[Start of Input data]

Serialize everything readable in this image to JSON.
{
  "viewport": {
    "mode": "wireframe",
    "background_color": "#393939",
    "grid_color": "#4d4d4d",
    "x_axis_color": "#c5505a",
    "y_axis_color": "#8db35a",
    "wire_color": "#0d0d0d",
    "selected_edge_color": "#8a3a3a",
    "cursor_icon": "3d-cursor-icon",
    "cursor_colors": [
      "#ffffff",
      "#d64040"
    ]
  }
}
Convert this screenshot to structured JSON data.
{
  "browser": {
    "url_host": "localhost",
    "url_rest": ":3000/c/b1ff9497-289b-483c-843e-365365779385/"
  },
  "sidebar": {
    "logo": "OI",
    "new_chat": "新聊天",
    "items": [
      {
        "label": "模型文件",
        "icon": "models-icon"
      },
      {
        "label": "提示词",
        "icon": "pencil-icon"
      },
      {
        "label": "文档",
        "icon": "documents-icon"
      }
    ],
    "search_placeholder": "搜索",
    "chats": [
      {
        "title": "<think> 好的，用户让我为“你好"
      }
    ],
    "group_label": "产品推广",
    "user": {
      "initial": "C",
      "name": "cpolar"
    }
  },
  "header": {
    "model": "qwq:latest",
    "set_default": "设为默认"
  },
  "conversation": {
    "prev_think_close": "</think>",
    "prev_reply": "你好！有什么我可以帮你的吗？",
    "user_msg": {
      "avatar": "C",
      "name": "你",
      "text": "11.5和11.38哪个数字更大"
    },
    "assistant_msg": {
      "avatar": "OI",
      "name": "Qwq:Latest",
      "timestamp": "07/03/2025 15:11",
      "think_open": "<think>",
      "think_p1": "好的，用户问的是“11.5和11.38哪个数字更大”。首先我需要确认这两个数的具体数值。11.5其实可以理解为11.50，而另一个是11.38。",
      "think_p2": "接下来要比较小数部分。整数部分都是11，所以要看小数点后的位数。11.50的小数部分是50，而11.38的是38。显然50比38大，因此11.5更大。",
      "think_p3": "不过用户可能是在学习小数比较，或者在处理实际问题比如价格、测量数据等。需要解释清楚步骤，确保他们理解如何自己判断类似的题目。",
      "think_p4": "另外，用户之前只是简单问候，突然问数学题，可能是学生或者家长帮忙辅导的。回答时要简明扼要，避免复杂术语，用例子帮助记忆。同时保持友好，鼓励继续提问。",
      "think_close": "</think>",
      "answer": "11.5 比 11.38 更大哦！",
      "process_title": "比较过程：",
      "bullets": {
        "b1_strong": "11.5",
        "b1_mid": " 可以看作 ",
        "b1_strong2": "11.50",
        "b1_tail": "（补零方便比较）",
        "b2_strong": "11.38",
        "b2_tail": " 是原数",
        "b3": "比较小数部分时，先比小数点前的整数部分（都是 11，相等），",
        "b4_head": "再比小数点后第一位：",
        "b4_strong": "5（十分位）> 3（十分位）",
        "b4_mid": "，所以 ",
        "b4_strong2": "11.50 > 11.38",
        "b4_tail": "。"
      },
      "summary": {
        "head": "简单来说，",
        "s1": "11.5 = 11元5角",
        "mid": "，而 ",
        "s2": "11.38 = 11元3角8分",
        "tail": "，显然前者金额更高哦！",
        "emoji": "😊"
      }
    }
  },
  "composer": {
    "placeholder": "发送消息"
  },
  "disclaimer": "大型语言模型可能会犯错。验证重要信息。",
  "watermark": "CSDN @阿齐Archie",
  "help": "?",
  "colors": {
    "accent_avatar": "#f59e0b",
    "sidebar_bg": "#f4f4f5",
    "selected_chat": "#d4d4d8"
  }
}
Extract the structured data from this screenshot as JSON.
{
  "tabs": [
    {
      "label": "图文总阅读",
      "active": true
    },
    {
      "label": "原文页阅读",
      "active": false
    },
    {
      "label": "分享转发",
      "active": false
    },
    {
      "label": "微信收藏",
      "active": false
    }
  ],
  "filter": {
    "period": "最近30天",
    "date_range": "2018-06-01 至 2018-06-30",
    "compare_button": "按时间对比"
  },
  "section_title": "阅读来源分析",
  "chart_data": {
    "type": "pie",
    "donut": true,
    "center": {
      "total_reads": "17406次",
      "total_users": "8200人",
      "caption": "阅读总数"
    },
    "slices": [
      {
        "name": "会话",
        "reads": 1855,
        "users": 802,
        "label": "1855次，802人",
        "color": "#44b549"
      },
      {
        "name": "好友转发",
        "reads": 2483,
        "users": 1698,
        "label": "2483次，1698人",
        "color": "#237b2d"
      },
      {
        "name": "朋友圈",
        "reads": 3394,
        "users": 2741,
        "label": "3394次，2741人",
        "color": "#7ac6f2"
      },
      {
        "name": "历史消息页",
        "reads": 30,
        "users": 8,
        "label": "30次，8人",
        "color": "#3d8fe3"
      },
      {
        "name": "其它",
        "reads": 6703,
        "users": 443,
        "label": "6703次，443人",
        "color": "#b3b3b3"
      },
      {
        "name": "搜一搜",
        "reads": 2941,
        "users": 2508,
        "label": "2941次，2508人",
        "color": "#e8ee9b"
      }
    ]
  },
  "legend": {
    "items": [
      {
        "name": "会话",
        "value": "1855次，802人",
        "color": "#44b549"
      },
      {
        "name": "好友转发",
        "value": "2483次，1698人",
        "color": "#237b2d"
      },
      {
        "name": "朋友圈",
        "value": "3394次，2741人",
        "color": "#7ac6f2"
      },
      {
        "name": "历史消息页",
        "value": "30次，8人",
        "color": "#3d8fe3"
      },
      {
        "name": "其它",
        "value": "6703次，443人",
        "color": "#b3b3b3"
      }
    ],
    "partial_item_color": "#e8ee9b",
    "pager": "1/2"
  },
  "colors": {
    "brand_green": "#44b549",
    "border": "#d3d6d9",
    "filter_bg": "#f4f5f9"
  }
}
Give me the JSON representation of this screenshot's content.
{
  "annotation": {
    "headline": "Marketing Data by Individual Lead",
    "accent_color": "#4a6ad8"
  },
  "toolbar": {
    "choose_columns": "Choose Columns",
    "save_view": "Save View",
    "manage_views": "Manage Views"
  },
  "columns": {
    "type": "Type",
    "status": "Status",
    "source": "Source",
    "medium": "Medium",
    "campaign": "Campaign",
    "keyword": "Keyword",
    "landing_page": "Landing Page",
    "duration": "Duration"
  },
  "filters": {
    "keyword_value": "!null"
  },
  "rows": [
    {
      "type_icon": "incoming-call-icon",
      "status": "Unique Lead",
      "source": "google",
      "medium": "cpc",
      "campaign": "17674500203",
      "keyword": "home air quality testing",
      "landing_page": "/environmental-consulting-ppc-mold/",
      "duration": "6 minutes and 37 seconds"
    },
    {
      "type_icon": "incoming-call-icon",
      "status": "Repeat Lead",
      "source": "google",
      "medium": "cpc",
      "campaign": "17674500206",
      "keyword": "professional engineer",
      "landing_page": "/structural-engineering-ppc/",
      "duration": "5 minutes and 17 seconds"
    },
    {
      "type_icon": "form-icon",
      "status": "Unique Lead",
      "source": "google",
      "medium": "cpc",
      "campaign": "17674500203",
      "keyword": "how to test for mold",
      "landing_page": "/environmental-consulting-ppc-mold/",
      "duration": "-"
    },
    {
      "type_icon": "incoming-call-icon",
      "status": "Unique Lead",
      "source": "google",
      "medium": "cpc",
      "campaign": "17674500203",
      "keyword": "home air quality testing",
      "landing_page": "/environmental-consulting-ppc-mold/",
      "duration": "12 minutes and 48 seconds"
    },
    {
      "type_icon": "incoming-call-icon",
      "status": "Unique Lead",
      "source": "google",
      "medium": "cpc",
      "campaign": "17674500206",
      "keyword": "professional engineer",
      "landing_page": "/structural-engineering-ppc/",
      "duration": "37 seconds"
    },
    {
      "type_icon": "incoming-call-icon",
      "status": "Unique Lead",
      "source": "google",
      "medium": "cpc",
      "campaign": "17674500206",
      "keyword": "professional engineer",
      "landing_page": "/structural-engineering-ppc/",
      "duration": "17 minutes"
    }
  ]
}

[End of Input data]

§ **Work to be completed**: Look through the entries above; copy every line holding the string "JSON".

§ **Correct output**:
Serialize everything readable in this image to JSON.
Convert this screenshot to structured JSON data.
Extract the structured data from this screenshot as JSON.
Give me the JSON representation of this screenshot's content.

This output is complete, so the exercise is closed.